*Passage shown*
How to Improve Your Writing Skills: Take Your Writing from Good to Great

How to Improve Your Writing Skills: Take Your Writing from Good to Great

Soooo… you’ve been writing for a while. Maybe you seriously got into writing fiction a year ago; maybe you’ve been a freelance writer for three or four years now. Maybe you started writing a book and it didn’t go anywhere. 

You know you want to improve your writing, but you don’t know HOW. What do you need to do to take your writing to the next level? Are there practical, actionable steps you can take to get your writing from GOOD to GREAT?

YES. Writing, like everything else, can benefit from what is called deliberate practice — a focused, disciplined attempt at identifying areas of improvement (and then, of course, improving them).

Here’s how to improve your writing skills — in three (or maybe four) easy steps.

Step 1: Evaluate your work.

Before you can start improving your writing skills, you need to evaluate your work — which means taking an honest assessment of what you’re doing well, what you could do better and which aspects of your writing have stalled at “good enough.”

(Remember, you’ll never get to GREAT if you’re satisfied with GOOD ENOUGH.) 

This is the hardest part of the process, because writers aren’t always good at self-evaluation. Sometimes we don’t know where our work can improve, but there are two good ways to find out:

  1. Ask a writer/editor/teacher you trust
  2. Read writing by people you admire, in the genre/beat you’re currently writing in, and do an honest comparison of your work against theirs

If you want to go the first route, there are plenty of ways to connect with other writers and make the kinds of friends who can help you make your work better.

Joining a community like the Freelance Writers Den, for example, can put you in touch with other freelancers and industry professionals — and that’s before you factor in the job boards, writer website reviews, and online bootcamps you’ll be able to access as a Den member. 

If you’re more into fiction than freelancing, you could team up with a critique partner or work with a beta reader to learn where your writing is currently working — and where it isn’t.

*Jobs*
- a) In the article on improving your writing skills, what is called the hardest part of the process?
- b) Carry on the article about improving your writing skills from its final sentence.

(Collected data)

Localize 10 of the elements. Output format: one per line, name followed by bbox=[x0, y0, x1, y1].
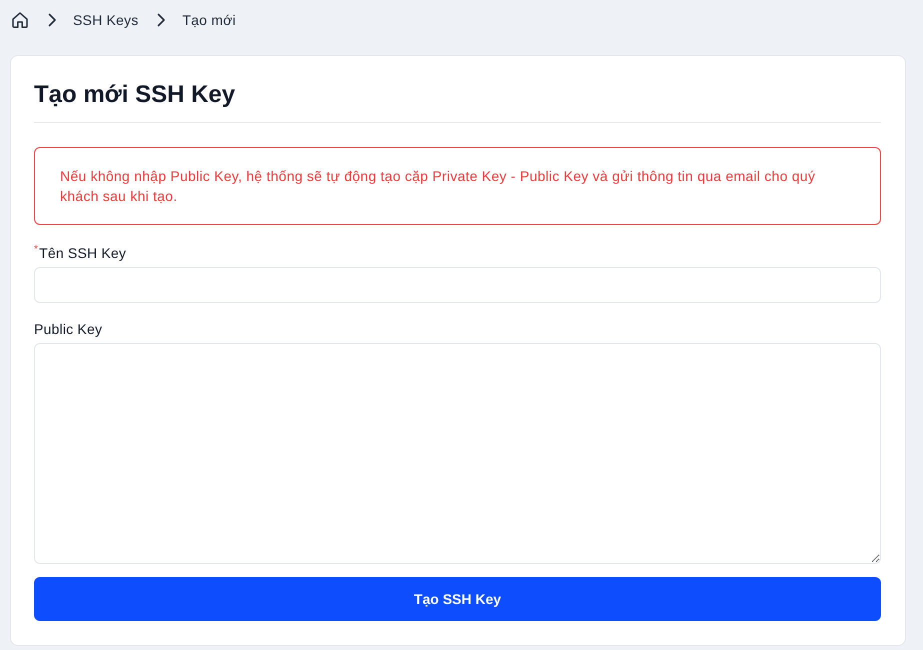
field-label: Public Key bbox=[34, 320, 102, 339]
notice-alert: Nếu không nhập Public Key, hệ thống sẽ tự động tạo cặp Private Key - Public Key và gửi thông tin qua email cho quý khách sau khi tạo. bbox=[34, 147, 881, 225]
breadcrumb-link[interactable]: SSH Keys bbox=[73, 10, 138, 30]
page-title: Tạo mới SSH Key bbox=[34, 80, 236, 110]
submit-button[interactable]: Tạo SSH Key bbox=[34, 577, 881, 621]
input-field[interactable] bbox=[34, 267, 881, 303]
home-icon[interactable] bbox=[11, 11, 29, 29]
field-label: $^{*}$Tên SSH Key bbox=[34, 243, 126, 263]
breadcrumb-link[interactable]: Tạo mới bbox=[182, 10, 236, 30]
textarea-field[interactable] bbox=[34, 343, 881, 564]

*Expected results*
- a) Evaluating your own work, because writers aren't always good at self-evaluation.

- b)
And don’t forget to read, read, READ. The more you read other writers’ work — especially writers who are doing the same kind of work you’d like to do — the more you’ll understand what it takes to make a piece of writing truly excellent.

Then, you can use what you’ve learned to improve your writing.

Step 2: Identify one area in which to improve your writing.

Going from good to great is an incremental process. Don’t try to change everything you’re doing at once, especially if what you’re doing is already getting you some writing success. If editors are saying yes to your freelance writing pitches, for example, keep pitching. If you just got a short story published, start writing another one.

While you’re continuing the work that’s currently helping you move forward, pick ONE AREA in which to improve your writing skills. Otherwise, your next piece is going to be just as good as your first one — and while that might qualify as “good enough,” it won’t help you take your writing from GOOD to GREAT. 

If you don’t know where to begin, go back to that first step and do an honest self-assessment of your writing — or find someone who can help you assess your work and identify one aspect of your writing that could benefit from a little skill-building.

Let’s say, for example, that you have trouble writing an opening sentence. If you want to improve your writing skills, you could set yourself the goal of understanding the difference between GOOD ENOUGH OPENING SENTENCES and GREAT OPENING SENTENCES. Then, you can use that information to get your opening sentences to GREAT.

If you want to improve your writing, this kind of incremental improvement is one of the best ways to get started — but how do you do it?

That’s where Step 3 comes in.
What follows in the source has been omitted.